▸ Goal: Scan the data below for the string "wear". Copy every line where it appears.

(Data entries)
════════
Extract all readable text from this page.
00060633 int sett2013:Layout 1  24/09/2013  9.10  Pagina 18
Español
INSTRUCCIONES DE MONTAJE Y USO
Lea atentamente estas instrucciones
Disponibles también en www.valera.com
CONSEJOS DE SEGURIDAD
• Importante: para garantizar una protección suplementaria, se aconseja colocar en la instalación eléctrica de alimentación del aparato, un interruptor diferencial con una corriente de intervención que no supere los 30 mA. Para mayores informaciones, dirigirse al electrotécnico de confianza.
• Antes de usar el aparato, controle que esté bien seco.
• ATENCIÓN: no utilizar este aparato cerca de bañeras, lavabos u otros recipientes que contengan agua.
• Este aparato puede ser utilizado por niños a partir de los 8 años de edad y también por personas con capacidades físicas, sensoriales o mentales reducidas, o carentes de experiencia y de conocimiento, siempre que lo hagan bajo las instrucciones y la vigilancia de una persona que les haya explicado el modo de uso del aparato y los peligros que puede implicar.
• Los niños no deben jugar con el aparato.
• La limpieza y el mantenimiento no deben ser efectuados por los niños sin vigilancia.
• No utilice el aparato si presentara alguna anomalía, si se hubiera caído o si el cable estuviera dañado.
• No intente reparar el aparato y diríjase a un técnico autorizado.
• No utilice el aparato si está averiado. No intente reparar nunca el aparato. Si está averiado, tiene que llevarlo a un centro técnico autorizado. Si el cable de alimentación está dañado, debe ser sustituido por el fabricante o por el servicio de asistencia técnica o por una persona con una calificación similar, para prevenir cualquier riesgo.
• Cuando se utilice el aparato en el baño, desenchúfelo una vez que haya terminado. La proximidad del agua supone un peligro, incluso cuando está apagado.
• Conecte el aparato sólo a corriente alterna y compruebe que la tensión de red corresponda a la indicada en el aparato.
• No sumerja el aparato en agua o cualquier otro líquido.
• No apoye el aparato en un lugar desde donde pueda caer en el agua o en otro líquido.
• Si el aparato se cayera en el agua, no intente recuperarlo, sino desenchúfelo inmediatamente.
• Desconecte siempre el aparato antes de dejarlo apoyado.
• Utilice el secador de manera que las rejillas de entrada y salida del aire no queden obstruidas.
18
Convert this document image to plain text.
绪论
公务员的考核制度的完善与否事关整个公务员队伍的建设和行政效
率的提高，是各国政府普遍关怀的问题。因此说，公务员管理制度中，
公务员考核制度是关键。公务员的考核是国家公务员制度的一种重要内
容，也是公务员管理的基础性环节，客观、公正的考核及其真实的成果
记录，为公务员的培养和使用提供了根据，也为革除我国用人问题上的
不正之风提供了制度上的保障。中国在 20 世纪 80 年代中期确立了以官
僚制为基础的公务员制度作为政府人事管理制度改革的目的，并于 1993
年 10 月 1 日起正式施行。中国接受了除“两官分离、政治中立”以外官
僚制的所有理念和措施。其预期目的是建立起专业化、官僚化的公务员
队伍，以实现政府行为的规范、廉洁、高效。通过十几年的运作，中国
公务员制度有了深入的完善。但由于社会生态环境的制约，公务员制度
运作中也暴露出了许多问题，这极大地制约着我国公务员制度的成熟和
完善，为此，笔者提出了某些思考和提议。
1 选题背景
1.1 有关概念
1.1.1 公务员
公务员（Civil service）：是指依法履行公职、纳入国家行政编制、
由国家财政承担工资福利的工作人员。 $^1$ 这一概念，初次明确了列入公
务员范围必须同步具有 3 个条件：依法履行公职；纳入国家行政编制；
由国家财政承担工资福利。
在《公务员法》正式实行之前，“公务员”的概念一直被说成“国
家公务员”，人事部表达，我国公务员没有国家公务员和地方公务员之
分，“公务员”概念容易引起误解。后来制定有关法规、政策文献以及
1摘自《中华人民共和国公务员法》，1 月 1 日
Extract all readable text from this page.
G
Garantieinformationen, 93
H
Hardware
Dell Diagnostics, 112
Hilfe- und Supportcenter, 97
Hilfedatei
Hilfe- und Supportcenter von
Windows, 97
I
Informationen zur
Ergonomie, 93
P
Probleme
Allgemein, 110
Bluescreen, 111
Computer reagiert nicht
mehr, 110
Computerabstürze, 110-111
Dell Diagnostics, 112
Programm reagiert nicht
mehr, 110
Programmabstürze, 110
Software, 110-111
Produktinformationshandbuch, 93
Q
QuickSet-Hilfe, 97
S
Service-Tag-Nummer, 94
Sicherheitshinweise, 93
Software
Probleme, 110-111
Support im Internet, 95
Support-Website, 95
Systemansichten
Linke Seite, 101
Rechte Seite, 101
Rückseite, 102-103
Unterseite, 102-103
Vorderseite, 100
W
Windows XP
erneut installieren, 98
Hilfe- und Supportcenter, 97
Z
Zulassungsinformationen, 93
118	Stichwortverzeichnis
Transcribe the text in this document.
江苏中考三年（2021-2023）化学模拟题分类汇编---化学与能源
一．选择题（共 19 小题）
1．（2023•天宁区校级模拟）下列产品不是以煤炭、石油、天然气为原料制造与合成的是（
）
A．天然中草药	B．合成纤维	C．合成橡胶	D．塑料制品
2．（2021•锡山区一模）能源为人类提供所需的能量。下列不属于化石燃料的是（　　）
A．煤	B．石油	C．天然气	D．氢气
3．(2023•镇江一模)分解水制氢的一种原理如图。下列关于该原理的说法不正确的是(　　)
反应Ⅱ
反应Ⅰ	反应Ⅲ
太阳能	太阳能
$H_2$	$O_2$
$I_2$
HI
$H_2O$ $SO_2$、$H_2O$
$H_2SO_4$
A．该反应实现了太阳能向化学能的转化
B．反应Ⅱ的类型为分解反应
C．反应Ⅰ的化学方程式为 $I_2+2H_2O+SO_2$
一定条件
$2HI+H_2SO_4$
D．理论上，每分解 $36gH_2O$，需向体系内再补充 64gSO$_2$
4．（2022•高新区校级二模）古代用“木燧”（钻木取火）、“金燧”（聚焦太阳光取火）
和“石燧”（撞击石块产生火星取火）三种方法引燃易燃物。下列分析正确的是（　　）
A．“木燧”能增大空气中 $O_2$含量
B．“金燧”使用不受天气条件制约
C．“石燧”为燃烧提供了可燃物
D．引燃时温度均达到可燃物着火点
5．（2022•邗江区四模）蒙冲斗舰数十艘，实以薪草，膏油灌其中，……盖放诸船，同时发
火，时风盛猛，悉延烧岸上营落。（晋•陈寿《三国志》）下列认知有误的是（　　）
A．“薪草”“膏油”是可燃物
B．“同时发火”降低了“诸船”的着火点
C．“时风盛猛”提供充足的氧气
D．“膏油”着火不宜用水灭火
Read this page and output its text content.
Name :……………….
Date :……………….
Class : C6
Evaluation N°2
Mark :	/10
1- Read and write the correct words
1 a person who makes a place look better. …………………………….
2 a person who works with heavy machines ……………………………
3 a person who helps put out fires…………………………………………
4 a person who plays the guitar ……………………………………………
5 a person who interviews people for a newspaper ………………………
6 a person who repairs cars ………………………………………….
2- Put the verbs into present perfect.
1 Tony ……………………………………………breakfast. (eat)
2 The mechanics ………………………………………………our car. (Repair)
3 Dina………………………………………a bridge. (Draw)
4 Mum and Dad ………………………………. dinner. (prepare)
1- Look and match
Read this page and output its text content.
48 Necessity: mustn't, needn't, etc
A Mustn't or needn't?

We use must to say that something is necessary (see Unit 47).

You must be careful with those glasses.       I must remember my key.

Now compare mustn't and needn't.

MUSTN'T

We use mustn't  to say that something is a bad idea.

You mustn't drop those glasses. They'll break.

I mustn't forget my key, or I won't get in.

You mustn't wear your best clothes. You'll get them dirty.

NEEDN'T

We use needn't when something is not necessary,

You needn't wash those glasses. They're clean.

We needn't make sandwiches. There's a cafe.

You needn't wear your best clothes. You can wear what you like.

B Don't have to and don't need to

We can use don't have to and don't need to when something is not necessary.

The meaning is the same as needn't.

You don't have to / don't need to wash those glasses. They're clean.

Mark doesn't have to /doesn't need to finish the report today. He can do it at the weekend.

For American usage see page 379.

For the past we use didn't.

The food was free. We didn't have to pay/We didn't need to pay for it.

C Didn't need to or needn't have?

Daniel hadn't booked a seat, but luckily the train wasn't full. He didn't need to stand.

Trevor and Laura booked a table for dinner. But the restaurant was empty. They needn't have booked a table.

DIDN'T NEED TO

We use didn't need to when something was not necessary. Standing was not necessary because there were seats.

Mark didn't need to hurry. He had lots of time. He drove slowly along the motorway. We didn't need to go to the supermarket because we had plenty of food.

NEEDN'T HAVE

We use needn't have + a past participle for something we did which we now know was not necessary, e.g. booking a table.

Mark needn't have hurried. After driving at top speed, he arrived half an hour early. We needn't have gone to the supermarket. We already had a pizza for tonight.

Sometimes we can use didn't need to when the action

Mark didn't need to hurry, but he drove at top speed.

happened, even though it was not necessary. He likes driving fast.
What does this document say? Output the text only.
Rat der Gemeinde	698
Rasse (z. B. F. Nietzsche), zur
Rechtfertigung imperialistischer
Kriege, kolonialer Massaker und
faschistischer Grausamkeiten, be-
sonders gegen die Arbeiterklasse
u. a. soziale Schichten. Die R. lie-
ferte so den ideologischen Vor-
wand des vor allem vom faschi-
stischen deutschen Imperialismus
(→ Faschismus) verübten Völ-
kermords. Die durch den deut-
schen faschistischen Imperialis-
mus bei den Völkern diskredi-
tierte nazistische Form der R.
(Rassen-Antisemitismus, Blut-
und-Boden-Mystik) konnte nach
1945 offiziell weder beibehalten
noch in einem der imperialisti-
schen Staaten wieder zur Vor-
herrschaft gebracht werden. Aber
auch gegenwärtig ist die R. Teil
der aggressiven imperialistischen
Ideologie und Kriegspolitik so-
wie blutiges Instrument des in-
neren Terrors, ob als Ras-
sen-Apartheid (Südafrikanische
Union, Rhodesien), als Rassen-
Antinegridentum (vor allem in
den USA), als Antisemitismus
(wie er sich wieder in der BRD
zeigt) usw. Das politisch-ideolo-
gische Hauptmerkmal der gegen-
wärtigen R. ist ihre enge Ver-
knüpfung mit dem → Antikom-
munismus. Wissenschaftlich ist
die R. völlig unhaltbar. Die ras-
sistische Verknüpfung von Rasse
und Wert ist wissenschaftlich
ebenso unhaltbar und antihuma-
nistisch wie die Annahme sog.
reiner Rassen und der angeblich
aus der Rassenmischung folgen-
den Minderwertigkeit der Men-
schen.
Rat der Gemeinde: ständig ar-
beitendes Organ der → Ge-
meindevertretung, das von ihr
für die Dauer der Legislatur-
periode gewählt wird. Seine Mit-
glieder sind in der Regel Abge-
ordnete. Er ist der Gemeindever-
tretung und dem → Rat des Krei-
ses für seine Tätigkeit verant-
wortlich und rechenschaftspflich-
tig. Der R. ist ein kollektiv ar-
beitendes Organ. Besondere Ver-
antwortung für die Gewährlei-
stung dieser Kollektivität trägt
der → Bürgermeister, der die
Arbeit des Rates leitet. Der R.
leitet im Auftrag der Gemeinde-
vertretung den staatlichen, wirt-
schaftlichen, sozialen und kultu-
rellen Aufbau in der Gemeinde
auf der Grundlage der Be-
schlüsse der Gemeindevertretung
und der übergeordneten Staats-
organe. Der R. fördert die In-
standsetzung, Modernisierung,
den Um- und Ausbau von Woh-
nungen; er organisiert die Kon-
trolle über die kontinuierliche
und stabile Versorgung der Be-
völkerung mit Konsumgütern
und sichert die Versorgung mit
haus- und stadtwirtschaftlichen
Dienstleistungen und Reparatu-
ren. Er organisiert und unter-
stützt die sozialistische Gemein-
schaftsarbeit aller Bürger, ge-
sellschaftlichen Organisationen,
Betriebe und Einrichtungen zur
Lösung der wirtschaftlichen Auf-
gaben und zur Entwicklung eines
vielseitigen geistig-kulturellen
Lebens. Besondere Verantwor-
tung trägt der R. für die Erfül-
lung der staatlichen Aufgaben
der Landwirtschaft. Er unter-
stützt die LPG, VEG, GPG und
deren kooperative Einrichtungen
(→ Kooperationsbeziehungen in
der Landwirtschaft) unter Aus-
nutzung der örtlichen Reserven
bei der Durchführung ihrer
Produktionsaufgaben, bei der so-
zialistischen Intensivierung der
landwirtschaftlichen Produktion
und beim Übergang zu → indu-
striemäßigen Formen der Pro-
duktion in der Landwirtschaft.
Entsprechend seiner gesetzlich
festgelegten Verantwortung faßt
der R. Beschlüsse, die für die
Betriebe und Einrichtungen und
════════
▸ The completed task:
You mustn't wear your best clothes. You'll get them dirty.
You needn't wear your best clothes. You can wear what you like.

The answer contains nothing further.